- [AIM]: Transcribe the entries exactly; images are not part of the copy.

- [INFORMATION SHOWN]:

· · · · · · ·

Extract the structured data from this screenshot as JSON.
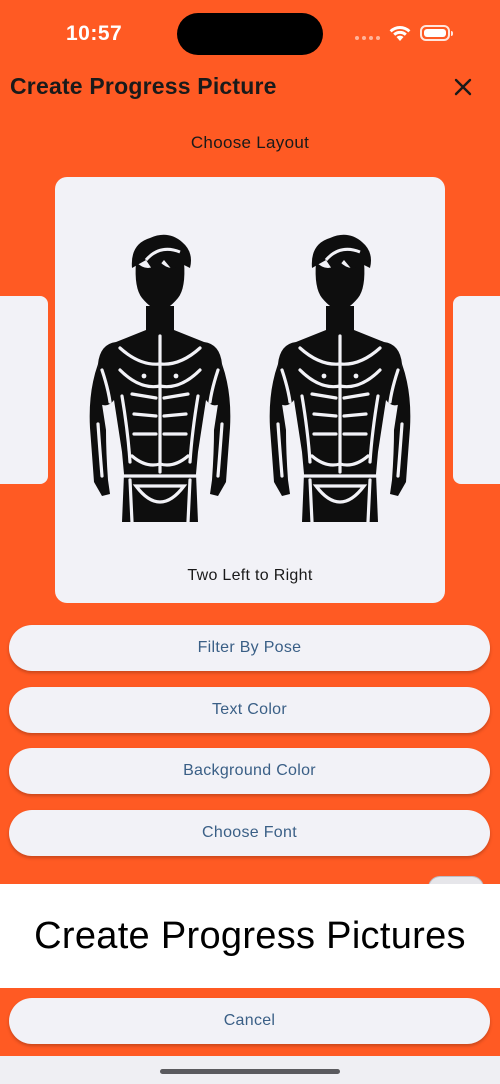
{
  "status_bar": {
    "time": "10:57"
  },
  "header": {
    "title": "Create Progress Picture",
    "close_icon": "close-icon"
  },
  "layout_picker": {
    "heading": "Choose Layout",
    "selected_layout": "Two Left to Right"
  },
  "buttons": {
    "filter_by_pose": "Filter By Pose",
    "text_color": "Text Color",
    "background_color": "Background Color",
    "choose_font": "Choose Font",
    "cancel": "Cancel"
  },
  "banner": {
    "text": "Create Progress Pictures"
  },
  "colors": {
    "background": "#FF5A23",
    "card": "#F2F2F7",
    "button_text": "#3A5F86"
  }
}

· · · · · · ·

- [FULL SOLUTION]:
Extract the structured data from this screenshot as JSON.
{
  "status_bar": {
    "time": "10:57"
  },
  "header": {
    "title": "Create Progress Picture",
    "close_icon": "close-icon"
  },
  "layout_picker": {
    "heading": "Choose Layout",
    "selected_layout": "Two Left to Right"
  },
  "buttons": {
    "filter_by_pose": "Filter By Pose",
    "text_color": "Text Color",
    "background_color": "Background Color",
    "choose_font": "Choose Font",
    "cancel": "Cancel"
  },
  "banner": {
    "text": "Create Progress Pictures"
  },
  "colors": {
    "background": "#FF5A23",
    "card": "#F2F2F7",
    "button_text": "#3A5F86"
  }
}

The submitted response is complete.